#### Recorded data ####

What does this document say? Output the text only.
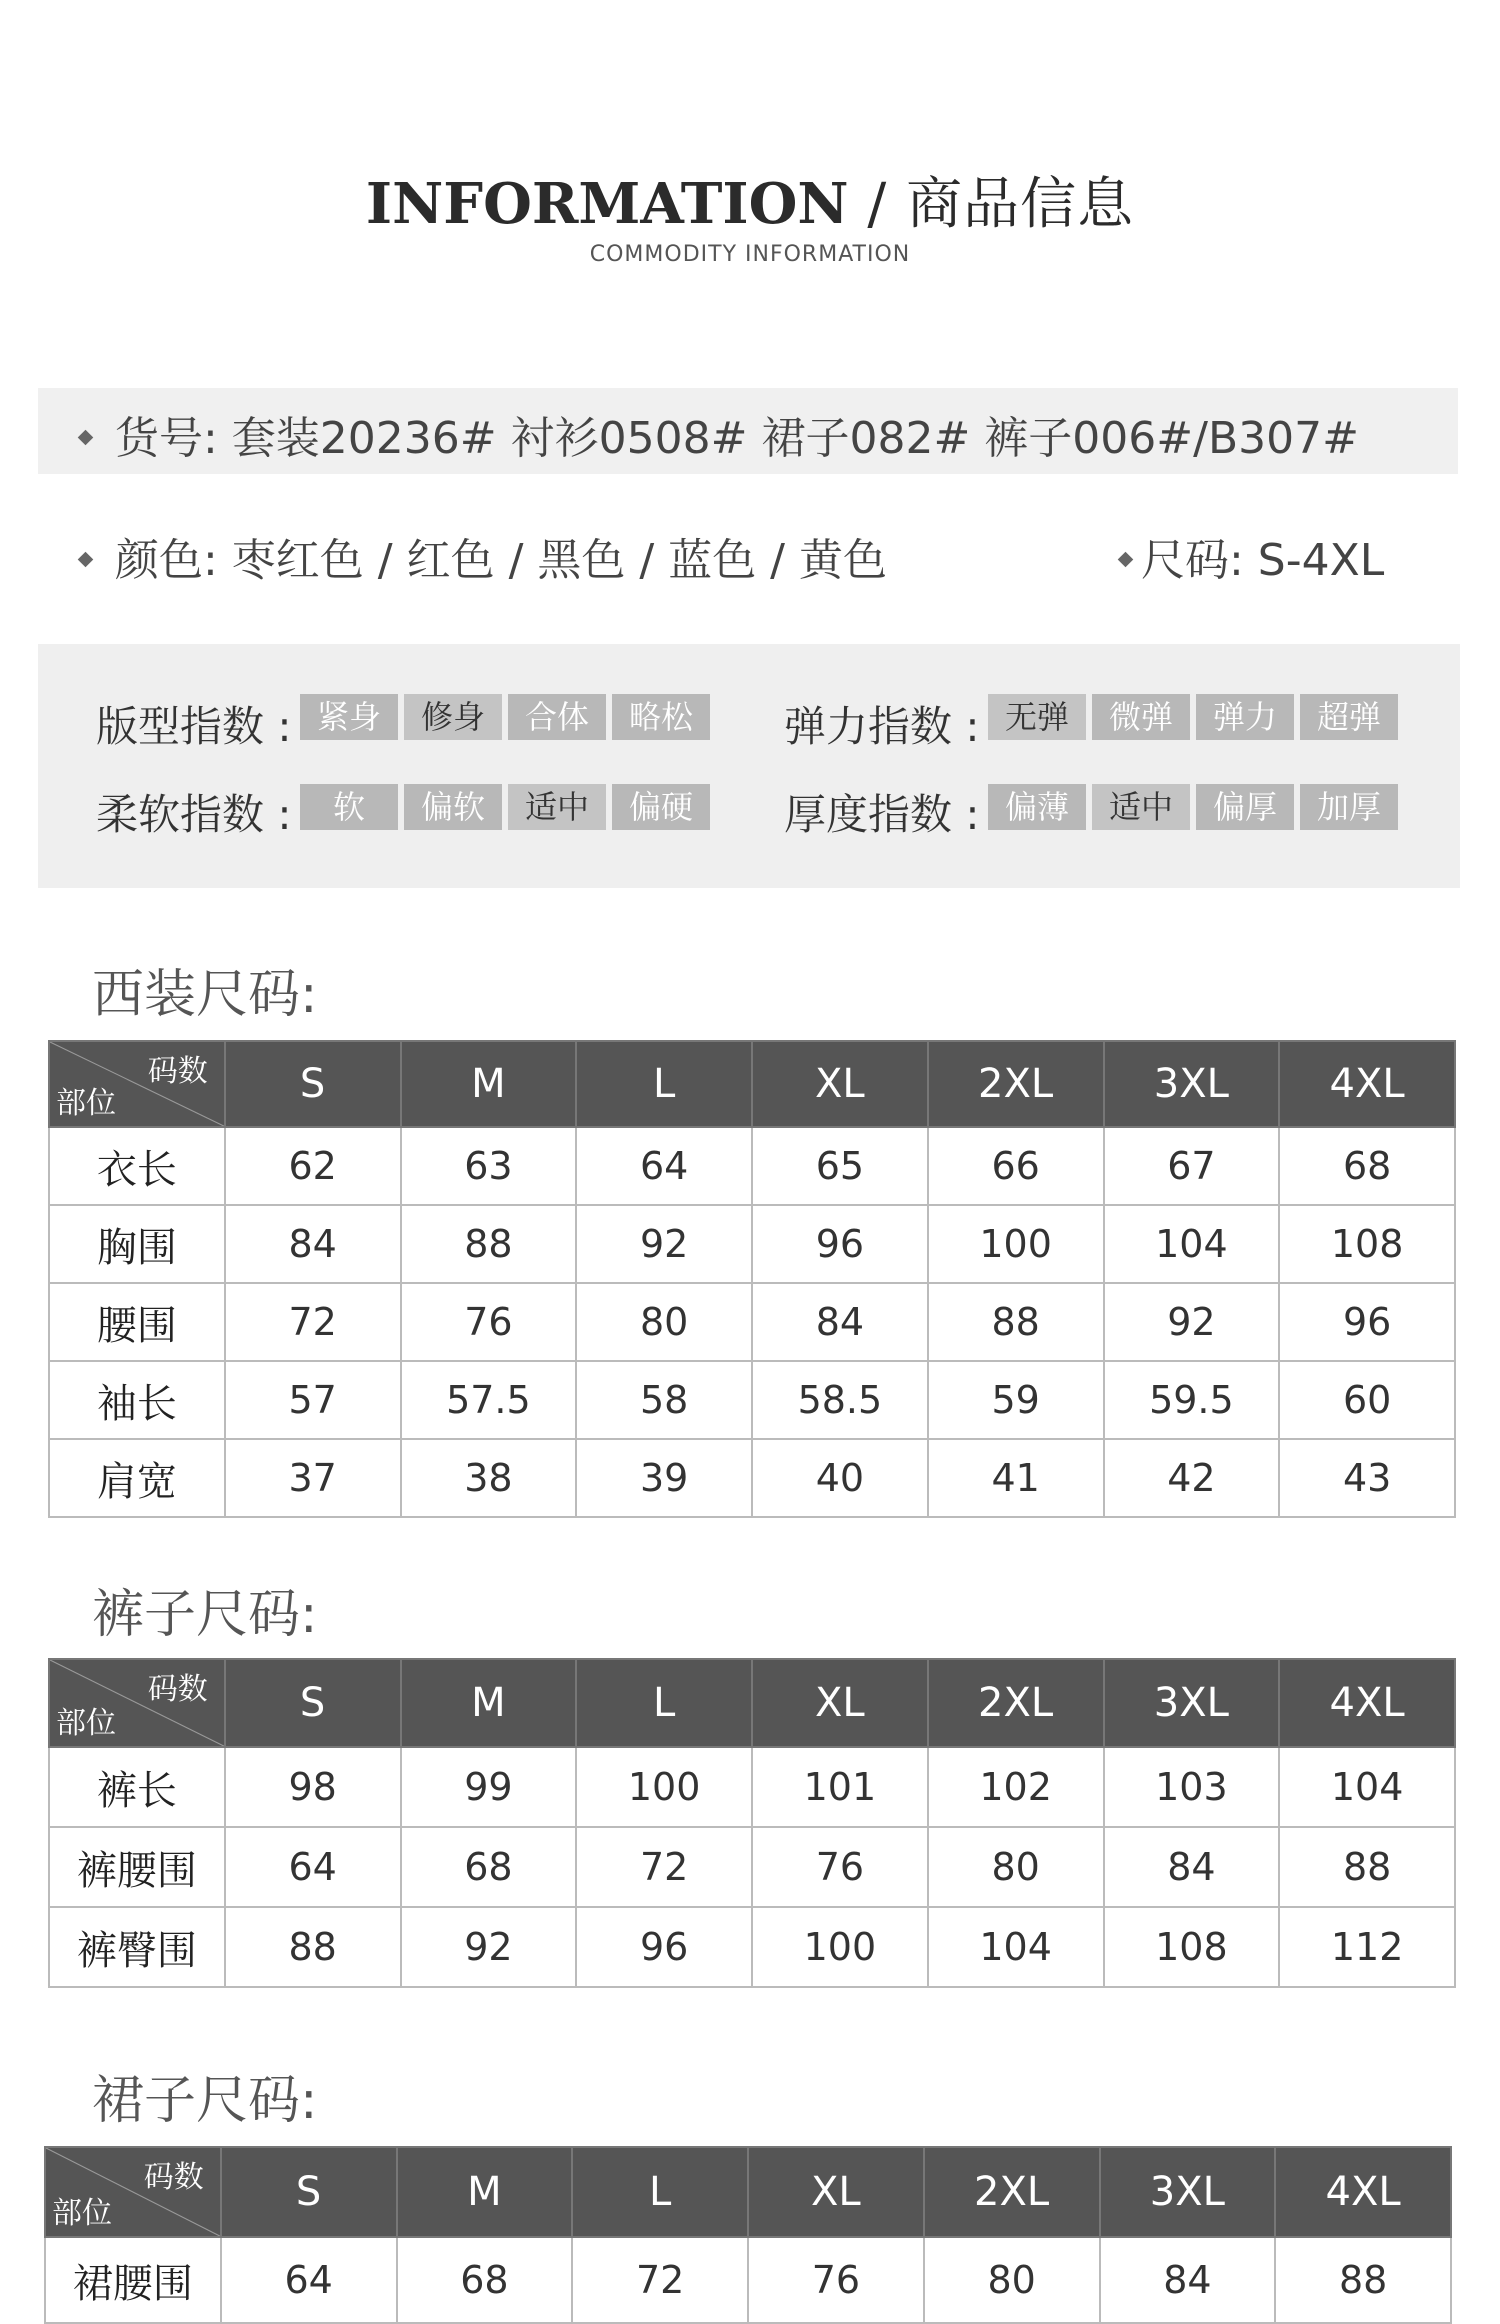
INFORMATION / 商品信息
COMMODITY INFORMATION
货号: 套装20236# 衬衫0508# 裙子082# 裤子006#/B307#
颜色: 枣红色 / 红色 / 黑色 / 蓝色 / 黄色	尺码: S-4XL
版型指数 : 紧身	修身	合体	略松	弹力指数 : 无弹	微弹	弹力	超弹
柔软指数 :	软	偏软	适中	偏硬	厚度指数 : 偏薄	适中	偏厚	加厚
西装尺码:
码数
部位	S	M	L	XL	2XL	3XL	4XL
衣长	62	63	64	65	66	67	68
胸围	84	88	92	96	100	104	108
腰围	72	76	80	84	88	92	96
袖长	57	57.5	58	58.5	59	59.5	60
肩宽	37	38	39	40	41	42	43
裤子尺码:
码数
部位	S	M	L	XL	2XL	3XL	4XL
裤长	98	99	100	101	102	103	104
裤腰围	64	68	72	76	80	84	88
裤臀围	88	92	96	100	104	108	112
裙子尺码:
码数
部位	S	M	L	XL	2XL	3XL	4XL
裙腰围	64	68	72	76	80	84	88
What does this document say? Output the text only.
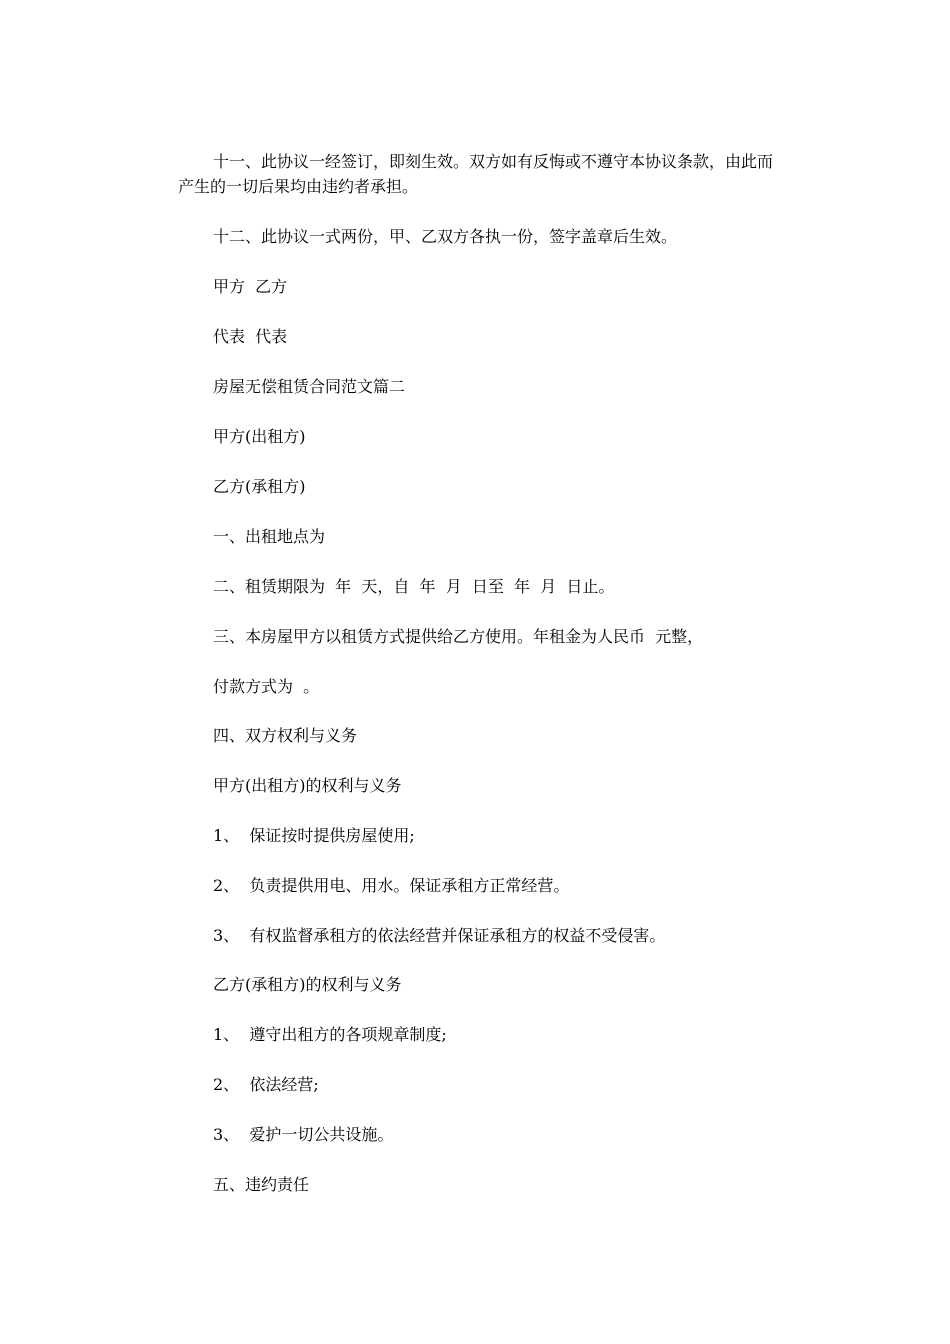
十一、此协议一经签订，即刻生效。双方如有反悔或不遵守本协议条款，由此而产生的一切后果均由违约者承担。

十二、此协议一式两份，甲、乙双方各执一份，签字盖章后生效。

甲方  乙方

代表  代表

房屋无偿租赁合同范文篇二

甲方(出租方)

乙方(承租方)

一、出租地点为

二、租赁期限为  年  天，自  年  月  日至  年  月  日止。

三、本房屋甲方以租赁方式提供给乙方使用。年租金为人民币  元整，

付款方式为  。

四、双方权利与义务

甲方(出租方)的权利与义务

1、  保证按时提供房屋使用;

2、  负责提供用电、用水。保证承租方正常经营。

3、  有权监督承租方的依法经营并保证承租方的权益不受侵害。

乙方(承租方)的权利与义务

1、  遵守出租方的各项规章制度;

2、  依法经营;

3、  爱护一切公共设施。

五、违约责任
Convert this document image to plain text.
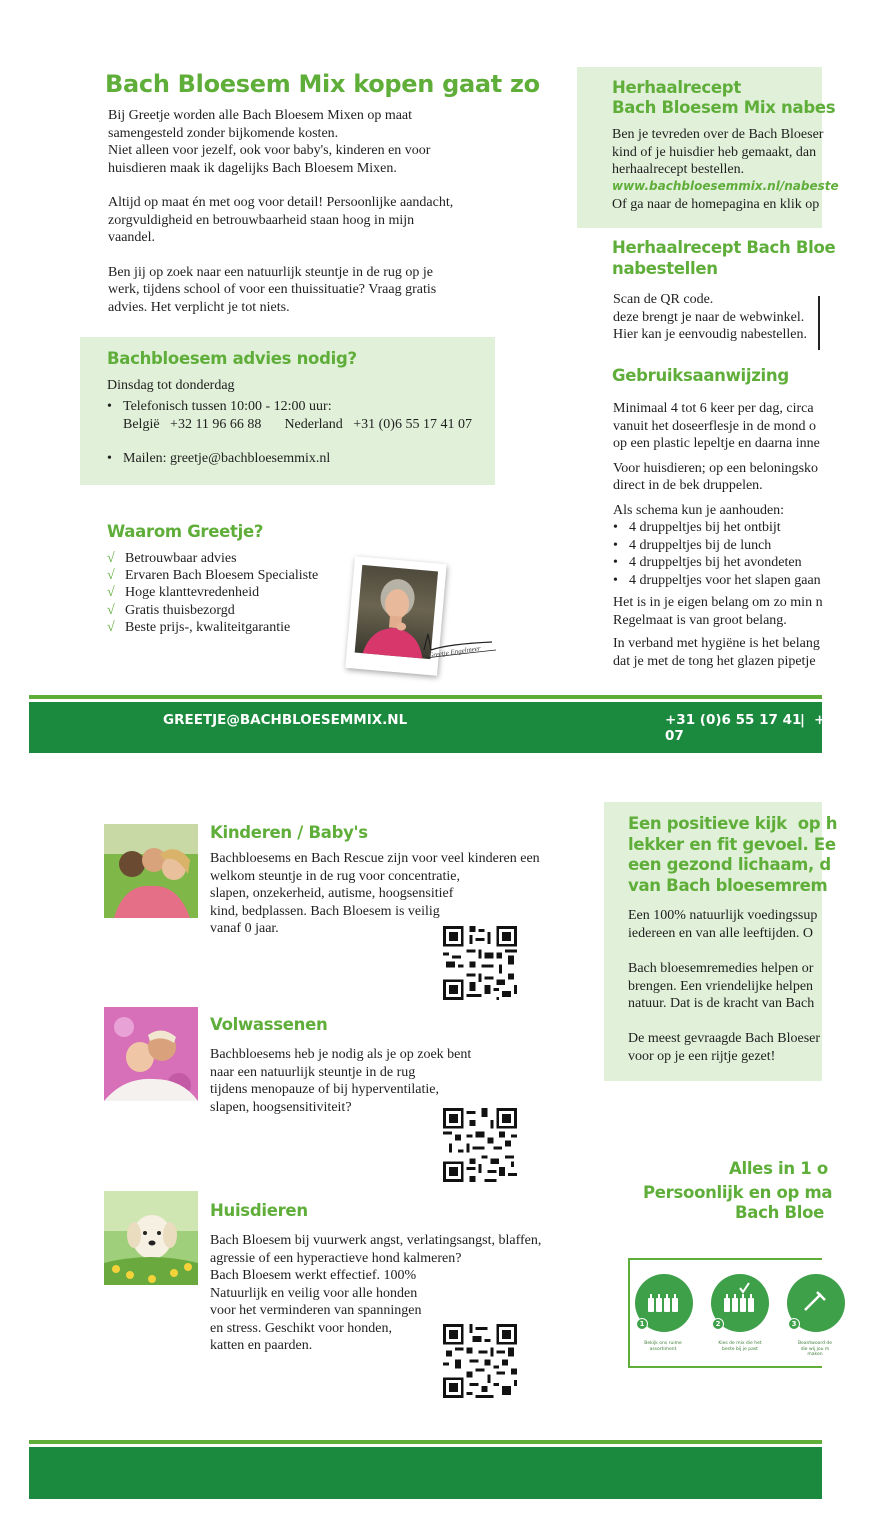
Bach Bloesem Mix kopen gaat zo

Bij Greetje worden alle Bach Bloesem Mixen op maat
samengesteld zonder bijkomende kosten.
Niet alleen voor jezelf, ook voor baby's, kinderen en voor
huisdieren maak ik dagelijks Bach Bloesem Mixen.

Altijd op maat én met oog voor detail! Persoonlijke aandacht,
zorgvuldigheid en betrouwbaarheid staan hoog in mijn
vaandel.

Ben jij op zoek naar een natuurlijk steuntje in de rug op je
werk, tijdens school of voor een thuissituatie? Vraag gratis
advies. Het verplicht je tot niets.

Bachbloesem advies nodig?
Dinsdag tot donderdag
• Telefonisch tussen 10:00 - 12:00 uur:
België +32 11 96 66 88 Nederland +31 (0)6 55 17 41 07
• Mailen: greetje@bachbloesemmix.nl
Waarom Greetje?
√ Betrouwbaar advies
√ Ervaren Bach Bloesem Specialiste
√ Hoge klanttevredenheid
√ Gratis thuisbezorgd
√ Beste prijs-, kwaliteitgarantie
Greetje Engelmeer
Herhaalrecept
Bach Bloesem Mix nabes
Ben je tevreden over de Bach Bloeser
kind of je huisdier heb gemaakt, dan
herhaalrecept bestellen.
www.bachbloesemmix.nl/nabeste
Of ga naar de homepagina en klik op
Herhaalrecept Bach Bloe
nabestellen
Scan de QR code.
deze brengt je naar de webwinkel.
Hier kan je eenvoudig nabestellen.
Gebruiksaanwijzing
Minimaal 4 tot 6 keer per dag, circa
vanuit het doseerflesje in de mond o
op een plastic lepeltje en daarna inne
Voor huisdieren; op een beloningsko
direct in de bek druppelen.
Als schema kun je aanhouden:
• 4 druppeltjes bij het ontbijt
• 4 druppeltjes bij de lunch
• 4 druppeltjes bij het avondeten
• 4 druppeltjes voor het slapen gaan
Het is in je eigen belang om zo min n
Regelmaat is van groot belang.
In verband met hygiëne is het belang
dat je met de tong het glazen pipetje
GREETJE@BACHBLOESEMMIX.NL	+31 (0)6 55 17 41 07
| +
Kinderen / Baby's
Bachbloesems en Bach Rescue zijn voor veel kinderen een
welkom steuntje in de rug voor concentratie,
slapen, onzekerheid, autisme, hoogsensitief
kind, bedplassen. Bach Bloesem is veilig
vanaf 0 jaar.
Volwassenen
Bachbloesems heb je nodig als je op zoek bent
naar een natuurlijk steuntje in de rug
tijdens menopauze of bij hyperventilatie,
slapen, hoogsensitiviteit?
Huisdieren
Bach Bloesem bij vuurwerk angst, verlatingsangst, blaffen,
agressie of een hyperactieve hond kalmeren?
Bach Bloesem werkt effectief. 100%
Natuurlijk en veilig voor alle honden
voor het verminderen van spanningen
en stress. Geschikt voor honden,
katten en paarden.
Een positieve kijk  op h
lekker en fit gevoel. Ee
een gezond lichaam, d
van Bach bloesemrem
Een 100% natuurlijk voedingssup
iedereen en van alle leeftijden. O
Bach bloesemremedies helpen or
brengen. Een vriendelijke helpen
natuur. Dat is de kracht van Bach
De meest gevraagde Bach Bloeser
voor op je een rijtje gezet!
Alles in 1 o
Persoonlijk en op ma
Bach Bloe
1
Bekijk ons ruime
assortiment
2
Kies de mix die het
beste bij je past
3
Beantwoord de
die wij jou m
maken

####

- **Exercise goal**: Output the full set of records above without changing a word, and drop the images.

- **Result of this task**:
What does this document say? Output the text only.
INFORMATION / 商品信息
COMMODITY INFORMATION
货号: 套装20236# 衬衫0508# 裙子082# 裤子006#/B307#
颜色: 枣红色 / 红色 / 黑色 / 蓝色 / 黄色	尺码: S-4XL
版型指数 : 紧身	修身	合体	略松	弹力指数 : 无弹	微弹	弹力	超弹
柔软指数 :	软	偏软	适中	偏硬	厚度指数 : 偏薄	适中	偏厚	加厚
西装尺码:
码数
部位	S	M	L	XL	2XL	3XL	4XL
衣长	62	63	64	65	66	67	68
胸围	84	88	92	96	100	104	108
腰围	72	76	80	84	88	92	96
袖长	57	57.5	58	58.5	59	59.5	60
肩宽	37	38	39	40	41	42	43
裤子尺码:
码数
部位	S	M	L	XL	2XL	3XL	4XL
裤长	98	99	100	101	102	103	104
裤腰围	64	68	72	76	80	84	88
裤臀围	88	92	96	100	104	108	112
裙子尺码:
码数
部位	S	M	L	XL	2XL	3XL	4XL
裙腰围	64	68	72	76	80	84	88
What does this document say? Output the text only.
十一、此协议一经签订，即刻生效。双方如有反悔或不遵守本协议条款，由此而产生的一切后果均由违约者承担。

十二、此协议一式两份，甲、乙双方各执一份，签字盖章后生效。

甲方  乙方

代表  代表

房屋无偿租赁合同范文篇二

甲方(出租方)

乙方(承租方)

一、出租地点为

二、租赁期限为  年  天，自  年  月  日至  年  月  日止。

三、本房屋甲方以租赁方式提供给乙方使用。年租金为人民币  元整，

付款方式为  。

四、双方权利与义务

甲方(出租方)的权利与义务

1、  保证按时提供房屋使用;

2、  负责提供用电、用水。保证承租方正常经营。

3、  有权监督承租方的依法经营并保证承租方的权益不受侵害。

乙方(承租方)的权利与义务

1、  遵守出租方的各项规章制度;

2、  依法经营;

3、  爱护一切公共设施。

五、违约责任
Convert this document image to plain text.
Bach Bloesem Mix kopen gaat zo

Bij Greetje worden alle Bach Bloesem Mixen op maat
samengesteld zonder bijkomende kosten.
Niet alleen voor jezelf, ook voor baby's, kinderen en voor
huisdieren maak ik dagelijks Bach Bloesem Mixen.

Altijd op maat én met oog voor detail! Persoonlijke aandacht,
zorgvuldigheid en betrouwbaarheid staan hoog in mijn
vaandel.

Ben jij op zoek naar een natuurlijk steuntje in de rug op je
werk, tijdens school of voor een thuissituatie? Vraag gratis
advies. Het verplicht je tot niets.

Bachbloesem advies nodig?
Dinsdag tot donderdag
• Telefonisch tussen 10:00 - 12:00 uur:
België +32 11 96 66 88 Nederland +31 (0)6 55 17 41 07
• Mailen: greetje@bachbloesemmix.nl
Waarom Greetje?
√ Betrouwbaar advies
√ Ervaren Bach Bloesem Specialiste
√ Hoge klanttevredenheid
√ Gratis thuisbezorgd
√ Beste prijs-, kwaliteitgarantie
Greetje Engelmeer
Herhaalrecept
Bach Bloesem Mix nabes
Ben je tevreden over de Bach Bloeser
kind of je huisdier heb gemaakt, dan
herhaalrecept bestellen.
www.bachbloesemmix.nl/nabeste
Of ga naar de homepagina en klik op
Herhaalrecept Bach Bloe
nabestellen
Scan de QR code.
deze brengt je naar de webwinkel.
Hier kan je eenvoudig nabestellen.
Gebruiksaanwijzing
Minimaal 4 tot 6 keer per dag, circa
vanuit het doseerflesje in de mond o
op een plastic lepeltje en daarna inne
Voor huisdieren; op een beloningsko
direct in de bek druppelen.
Als schema kun je aanhouden:
• 4 druppeltjes bij het ontbijt
• 4 druppeltjes bij de lunch
• 4 druppeltjes bij het avondeten
• 4 druppeltjes voor het slapen gaan
Het is in je eigen belang om zo min n
Regelmaat is van groot belang.
In verband met hygiëne is het belang
dat je met de tong het glazen pipetje
GREETJE@BACHBLOESEMMIX.NL	+31 (0)6 55 17 41 07
| +
Kinderen / Baby's
Bachbloesems en Bach Rescue zijn voor veel kinderen een
welkom steuntje in de rug voor concentratie,
slapen, onzekerheid, autisme, hoogsensitief
kind, bedplassen. Bach Bloesem is veilig
vanaf 0 jaar.
Volwassenen
Bachbloesems heb je nodig als je op zoek bent
naar een natuurlijk steuntje in de rug
tijdens menopauze of bij hyperventilatie,
slapen, hoogsensitiviteit?
Huisdieren
Bach Bloesem bij vuurwerk angst, verlatingsangst, blaffen,
agressie of een hyperactieve hond kalmeren?
Bach Bloesem werkt effectief. 100%
Natuurlijk en veilig voor alle honden
voor het verminderen van spanningen
en stress. Geschikt voor honden,
katten en paarden.
Een positieve kijk  op h
lekker en fit gevoel. Ee
een gezond lichaam, d
van Bach bloesemrem
Een 100% natuurlijk voedingssup
iedereen en van alle leeftijden. O
Bach bloesemremedies helpen or
brengen. Een vriendelijke helpen
natuur. Dat is de kracht van Bach
De meest gevraagde Bach Bloeser
voor op je een rijtje gezet!
Alles in 1 o
Persoonlijk en op ma
Bach Bloe
1
Bekijk ons ruime
assortiment
2
Kies de mix die het
beste bij je past
3
Beantwoord de
die wij jou m
maken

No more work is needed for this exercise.